§ **Prompt**
Select every line containing the word "connectors" from the material, and copy those lines.

§ **Material for this exercise**
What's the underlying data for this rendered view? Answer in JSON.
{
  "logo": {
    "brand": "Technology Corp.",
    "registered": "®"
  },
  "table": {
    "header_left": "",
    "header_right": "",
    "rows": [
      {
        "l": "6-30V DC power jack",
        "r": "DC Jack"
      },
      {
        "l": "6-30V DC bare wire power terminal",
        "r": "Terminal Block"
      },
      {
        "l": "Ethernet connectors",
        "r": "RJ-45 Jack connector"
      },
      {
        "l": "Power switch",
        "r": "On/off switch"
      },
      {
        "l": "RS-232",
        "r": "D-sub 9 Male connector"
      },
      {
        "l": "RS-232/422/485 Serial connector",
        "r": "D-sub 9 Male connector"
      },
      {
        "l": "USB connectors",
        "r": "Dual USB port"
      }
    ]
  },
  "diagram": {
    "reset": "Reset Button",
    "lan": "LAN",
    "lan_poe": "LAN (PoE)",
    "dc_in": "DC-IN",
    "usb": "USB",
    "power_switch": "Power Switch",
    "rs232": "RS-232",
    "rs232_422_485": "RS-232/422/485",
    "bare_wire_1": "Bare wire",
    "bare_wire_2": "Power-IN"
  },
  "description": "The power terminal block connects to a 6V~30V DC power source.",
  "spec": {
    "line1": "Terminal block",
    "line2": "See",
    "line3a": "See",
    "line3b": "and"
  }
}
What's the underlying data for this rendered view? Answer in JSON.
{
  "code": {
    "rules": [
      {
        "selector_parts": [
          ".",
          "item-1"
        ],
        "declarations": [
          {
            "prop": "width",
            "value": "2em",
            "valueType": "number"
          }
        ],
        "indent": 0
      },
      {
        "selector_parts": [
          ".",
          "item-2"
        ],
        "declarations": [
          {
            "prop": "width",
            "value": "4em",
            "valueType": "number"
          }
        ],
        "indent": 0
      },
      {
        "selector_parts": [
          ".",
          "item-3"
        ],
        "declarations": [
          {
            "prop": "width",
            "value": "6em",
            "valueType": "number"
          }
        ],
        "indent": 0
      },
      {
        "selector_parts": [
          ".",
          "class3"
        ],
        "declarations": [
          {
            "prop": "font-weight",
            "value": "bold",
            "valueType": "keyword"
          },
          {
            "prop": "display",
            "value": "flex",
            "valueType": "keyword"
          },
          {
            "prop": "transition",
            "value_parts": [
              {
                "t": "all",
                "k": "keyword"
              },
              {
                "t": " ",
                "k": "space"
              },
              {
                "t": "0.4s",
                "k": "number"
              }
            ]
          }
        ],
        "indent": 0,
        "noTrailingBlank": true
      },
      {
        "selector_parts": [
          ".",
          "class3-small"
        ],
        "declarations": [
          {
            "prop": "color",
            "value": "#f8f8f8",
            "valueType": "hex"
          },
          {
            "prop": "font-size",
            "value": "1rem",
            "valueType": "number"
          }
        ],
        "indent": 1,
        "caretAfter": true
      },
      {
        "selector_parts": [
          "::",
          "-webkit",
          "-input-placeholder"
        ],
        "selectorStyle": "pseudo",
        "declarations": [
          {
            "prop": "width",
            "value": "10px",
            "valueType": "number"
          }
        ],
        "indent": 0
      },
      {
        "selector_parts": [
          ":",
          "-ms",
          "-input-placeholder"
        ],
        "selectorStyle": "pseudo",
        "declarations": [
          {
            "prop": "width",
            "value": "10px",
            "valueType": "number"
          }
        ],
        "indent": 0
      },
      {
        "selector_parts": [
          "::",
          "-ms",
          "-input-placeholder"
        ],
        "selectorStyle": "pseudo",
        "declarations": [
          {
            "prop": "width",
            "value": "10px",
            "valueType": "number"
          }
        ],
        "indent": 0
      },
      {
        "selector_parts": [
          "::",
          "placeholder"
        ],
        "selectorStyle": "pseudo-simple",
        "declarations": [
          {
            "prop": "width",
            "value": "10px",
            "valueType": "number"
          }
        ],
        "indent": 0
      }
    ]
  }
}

§ **Expected output**
        "l": "Ethernet connectors",
        "l": "USB connectors",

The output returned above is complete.